- **WHAT YOU NEED TO DO**: Every line that holds "DEFICIT" should be shown.

Dataset entries
################

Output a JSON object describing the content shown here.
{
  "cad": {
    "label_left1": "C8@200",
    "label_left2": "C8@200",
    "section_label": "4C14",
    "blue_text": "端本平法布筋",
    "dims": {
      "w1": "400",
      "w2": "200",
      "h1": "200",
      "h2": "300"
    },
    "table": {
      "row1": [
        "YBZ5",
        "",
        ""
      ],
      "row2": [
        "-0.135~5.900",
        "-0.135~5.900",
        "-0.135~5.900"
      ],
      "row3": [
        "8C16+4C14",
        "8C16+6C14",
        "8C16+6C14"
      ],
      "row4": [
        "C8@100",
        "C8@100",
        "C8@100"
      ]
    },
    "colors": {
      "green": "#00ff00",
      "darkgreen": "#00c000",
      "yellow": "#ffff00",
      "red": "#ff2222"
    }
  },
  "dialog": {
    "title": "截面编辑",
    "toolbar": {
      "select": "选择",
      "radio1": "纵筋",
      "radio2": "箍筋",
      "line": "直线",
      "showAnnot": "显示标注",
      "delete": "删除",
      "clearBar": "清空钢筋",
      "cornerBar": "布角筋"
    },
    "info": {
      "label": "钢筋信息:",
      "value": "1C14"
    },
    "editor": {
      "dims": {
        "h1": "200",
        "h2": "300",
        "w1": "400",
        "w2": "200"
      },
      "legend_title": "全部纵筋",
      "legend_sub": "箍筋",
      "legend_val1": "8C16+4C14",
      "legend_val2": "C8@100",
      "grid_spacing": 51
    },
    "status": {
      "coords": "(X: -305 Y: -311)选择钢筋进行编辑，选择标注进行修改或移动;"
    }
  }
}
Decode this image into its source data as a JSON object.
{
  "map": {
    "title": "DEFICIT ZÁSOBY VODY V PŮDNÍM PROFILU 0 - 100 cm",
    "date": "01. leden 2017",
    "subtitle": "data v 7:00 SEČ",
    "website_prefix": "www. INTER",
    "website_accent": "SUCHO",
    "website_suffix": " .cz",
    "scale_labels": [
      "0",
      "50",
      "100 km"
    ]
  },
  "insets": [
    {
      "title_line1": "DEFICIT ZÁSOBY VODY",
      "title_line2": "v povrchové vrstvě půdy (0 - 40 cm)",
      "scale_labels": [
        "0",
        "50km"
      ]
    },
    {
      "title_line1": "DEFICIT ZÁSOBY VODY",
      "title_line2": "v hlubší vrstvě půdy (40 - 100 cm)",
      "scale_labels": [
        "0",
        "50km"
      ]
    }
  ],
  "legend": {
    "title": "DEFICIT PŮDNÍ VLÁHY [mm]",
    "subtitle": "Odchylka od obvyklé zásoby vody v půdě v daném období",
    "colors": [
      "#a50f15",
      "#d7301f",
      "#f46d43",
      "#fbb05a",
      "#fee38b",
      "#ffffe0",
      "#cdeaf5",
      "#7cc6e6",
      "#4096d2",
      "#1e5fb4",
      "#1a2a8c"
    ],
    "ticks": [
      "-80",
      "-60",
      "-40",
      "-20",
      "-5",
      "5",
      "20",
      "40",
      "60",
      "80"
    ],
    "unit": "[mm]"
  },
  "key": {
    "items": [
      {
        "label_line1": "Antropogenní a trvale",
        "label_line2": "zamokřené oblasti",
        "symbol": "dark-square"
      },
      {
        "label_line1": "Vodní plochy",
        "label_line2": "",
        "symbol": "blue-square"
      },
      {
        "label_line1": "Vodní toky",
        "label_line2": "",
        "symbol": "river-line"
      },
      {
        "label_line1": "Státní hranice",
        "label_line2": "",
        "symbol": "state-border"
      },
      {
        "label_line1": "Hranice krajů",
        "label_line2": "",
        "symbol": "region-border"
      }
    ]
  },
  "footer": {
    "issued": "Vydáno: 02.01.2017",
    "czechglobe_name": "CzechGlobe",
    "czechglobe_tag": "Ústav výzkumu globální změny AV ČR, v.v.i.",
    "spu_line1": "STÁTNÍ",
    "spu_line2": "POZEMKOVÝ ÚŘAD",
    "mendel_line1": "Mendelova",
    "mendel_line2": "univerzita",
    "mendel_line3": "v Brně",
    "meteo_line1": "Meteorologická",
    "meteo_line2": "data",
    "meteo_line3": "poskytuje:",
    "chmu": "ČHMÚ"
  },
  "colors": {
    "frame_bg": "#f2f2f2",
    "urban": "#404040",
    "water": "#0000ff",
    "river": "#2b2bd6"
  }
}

################

- **TASK RESULT**:
    "title": "DEFICIT ZÁSOBY VODY V PŮDNÍM PROFILU 0 - 100 cm",
      "title_line1": "DEFICIT ZÁSOBY VODY",
      "title_line1": "DEFICIT ZÁSOBY VODY",
    "title": "DEFICIT PŮDNÍ VLÁHY [mm]",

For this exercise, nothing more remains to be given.